→ Your instructions
Scan the lines below; pull out those with "text".

→ Exercise input
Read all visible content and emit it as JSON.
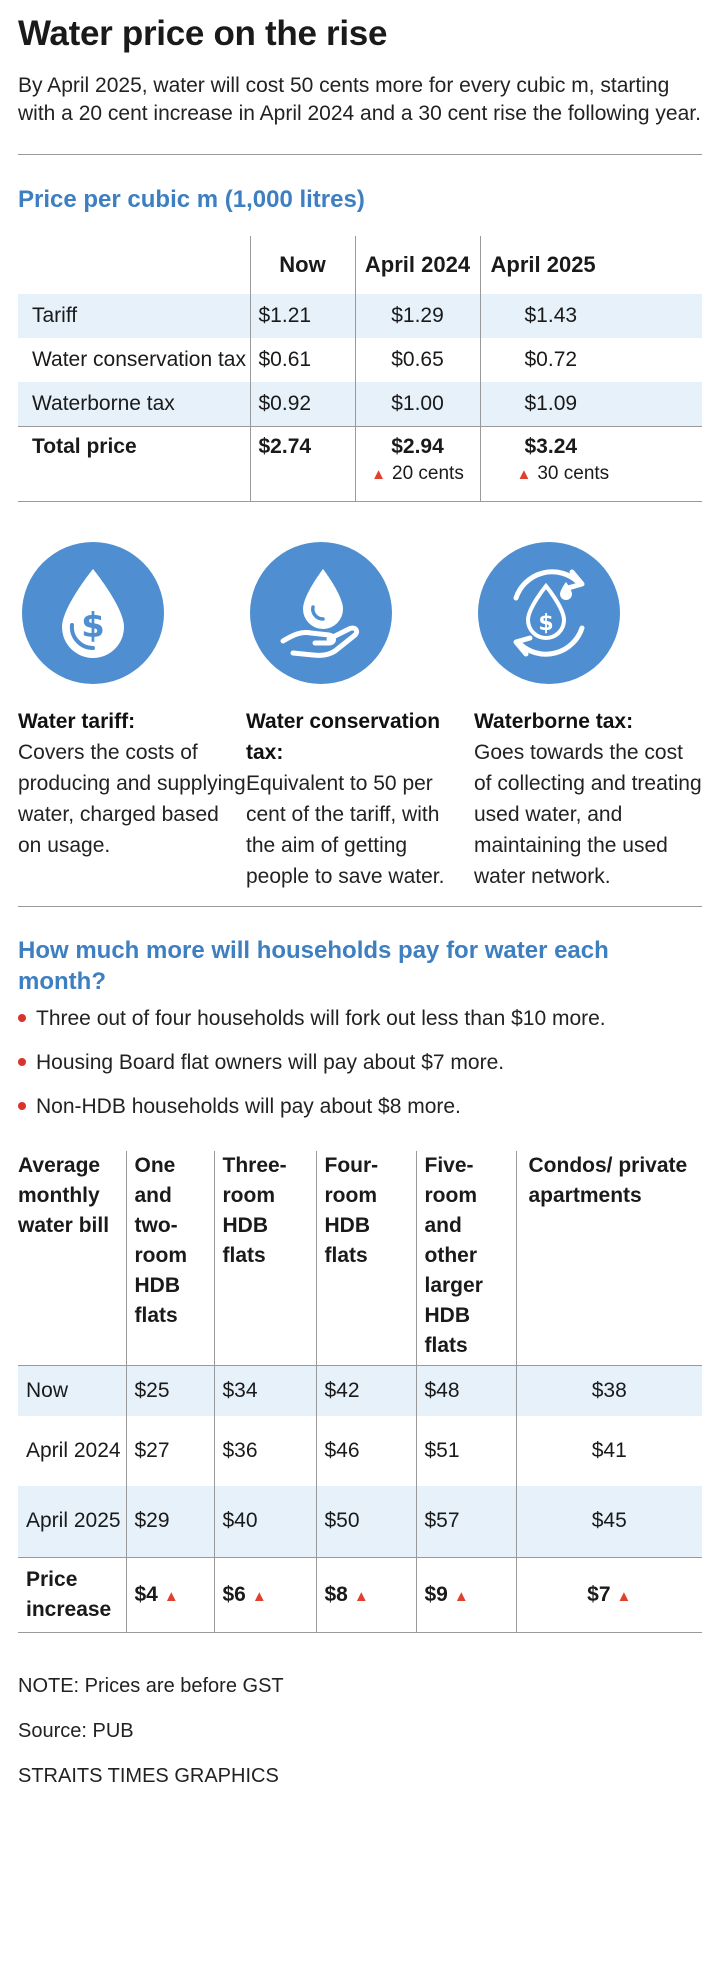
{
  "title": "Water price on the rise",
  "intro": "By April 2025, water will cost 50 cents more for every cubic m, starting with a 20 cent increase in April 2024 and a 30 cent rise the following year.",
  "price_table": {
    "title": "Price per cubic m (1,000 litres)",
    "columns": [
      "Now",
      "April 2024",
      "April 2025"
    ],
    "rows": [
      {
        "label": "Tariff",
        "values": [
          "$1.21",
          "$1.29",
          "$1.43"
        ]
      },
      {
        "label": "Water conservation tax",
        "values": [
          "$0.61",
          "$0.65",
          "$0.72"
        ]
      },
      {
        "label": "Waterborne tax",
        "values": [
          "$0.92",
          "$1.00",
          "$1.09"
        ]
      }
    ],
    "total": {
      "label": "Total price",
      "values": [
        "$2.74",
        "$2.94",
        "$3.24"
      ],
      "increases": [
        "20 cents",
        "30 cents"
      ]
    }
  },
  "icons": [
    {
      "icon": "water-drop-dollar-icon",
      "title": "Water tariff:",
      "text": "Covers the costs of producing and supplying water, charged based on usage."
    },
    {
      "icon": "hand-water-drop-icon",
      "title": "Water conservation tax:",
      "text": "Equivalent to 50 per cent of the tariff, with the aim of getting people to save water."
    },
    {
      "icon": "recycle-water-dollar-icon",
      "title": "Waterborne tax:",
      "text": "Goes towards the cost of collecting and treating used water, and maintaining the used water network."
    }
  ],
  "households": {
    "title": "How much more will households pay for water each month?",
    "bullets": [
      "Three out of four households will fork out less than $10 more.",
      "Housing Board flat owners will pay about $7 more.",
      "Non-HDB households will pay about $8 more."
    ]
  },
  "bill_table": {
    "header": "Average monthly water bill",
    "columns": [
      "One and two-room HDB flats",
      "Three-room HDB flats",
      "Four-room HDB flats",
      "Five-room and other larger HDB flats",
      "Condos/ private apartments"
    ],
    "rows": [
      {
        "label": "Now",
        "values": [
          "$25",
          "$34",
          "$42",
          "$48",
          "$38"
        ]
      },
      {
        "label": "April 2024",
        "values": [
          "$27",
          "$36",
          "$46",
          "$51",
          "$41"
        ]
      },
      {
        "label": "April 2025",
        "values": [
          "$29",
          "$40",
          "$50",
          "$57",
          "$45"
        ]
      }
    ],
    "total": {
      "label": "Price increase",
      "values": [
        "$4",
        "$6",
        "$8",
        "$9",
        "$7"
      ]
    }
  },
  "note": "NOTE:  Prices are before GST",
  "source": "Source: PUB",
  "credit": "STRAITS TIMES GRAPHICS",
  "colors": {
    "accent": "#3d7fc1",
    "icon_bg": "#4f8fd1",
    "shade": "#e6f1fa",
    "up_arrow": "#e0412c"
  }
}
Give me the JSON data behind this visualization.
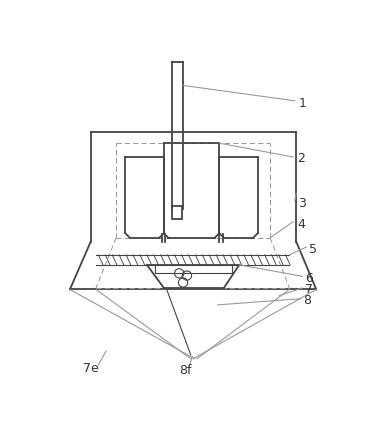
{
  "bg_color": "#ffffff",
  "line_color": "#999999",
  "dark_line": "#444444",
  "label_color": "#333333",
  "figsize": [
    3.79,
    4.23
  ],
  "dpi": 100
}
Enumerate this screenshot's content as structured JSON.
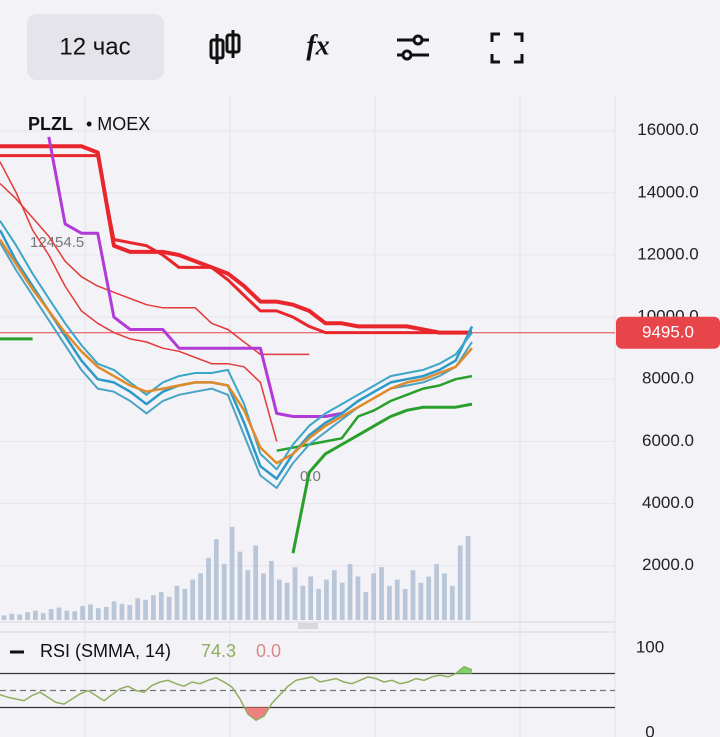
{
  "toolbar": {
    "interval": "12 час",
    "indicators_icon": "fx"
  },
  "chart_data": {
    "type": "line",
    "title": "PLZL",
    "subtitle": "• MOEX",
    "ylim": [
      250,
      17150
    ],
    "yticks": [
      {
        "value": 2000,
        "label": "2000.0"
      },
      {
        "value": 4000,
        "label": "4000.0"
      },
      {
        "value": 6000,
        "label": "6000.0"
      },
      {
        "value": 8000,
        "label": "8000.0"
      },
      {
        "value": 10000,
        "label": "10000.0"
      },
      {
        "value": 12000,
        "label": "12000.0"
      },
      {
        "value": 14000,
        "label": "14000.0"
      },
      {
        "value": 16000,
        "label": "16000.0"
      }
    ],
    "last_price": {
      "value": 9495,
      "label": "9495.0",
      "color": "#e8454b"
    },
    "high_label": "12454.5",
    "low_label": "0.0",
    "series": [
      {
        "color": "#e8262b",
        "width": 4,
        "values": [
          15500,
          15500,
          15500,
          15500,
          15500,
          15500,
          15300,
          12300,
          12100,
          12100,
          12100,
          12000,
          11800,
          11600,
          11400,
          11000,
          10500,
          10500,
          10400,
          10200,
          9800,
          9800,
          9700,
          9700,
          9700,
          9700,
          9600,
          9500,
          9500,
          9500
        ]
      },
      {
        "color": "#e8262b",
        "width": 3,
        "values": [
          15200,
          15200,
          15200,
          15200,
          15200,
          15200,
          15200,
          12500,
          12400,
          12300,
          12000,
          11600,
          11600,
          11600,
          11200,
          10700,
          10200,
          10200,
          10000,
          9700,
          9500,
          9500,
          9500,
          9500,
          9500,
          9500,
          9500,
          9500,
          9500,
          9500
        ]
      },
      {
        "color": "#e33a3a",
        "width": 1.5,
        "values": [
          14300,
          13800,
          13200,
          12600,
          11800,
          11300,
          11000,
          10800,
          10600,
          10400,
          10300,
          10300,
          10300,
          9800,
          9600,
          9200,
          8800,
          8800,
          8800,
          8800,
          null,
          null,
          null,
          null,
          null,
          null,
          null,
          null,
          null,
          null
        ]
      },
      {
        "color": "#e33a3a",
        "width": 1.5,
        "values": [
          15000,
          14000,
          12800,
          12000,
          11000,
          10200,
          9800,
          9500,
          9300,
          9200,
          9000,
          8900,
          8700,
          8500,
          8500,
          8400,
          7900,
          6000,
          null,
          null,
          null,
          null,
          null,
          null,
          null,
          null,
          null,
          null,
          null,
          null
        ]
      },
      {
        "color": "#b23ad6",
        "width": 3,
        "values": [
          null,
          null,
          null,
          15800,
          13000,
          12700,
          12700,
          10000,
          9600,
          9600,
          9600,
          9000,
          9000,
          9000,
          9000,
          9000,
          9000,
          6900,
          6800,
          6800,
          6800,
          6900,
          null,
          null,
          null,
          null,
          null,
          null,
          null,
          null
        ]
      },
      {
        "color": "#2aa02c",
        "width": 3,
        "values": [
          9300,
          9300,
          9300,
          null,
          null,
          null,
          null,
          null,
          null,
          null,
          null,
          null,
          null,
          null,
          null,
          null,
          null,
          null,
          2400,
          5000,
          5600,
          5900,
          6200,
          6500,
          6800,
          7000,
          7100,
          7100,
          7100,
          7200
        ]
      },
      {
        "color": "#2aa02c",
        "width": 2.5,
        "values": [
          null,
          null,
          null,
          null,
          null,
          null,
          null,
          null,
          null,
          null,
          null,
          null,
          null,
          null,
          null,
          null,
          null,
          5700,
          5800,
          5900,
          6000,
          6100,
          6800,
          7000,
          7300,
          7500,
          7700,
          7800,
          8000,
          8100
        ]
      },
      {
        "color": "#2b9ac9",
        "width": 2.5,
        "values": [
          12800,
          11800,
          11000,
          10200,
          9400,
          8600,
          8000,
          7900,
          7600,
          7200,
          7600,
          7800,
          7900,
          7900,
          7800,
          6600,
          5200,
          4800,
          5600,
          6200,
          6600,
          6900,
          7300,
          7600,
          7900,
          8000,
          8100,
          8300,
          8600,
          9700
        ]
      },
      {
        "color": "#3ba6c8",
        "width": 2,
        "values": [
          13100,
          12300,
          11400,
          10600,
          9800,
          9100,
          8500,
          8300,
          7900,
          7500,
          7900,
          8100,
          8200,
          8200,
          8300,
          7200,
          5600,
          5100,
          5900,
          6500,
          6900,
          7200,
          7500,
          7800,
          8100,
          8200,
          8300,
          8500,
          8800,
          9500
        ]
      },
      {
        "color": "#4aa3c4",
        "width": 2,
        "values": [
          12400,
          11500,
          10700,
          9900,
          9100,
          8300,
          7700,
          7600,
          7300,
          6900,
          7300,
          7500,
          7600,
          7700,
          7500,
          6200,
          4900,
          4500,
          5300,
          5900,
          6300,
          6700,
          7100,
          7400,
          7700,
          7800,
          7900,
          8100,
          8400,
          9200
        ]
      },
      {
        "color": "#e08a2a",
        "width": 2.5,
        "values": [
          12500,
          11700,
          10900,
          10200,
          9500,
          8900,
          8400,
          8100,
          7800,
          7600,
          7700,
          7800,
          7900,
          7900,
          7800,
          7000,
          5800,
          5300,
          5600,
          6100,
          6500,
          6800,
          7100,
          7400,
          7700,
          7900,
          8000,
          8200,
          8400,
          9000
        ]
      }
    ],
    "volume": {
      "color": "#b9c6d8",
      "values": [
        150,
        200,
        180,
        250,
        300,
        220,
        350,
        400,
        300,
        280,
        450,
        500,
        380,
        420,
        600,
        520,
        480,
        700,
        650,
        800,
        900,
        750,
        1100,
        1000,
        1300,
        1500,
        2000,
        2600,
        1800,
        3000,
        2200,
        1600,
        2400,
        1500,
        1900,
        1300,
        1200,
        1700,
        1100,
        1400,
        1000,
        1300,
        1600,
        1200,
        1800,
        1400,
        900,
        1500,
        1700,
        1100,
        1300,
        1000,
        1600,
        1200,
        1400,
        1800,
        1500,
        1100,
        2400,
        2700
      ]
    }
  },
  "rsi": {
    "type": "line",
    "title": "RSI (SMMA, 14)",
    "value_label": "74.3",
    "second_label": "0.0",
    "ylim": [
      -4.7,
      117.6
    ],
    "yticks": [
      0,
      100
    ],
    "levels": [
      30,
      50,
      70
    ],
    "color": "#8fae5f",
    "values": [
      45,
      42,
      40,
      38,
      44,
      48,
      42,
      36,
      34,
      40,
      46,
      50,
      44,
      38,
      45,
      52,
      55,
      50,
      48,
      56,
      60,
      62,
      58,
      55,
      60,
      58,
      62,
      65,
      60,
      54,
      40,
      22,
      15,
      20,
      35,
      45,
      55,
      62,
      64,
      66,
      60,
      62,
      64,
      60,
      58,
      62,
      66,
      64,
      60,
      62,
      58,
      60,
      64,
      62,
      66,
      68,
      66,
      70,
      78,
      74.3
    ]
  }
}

→ Right answer
      "text": "Covers the costs of producing and supplying water, charged based on usage."
      "text": "Equivalent to 50 per cent of the tariff, with the aim of getting people to save water."
      "text": "Goes towards the cost of collecting and treating used water, and maintaining the used water network."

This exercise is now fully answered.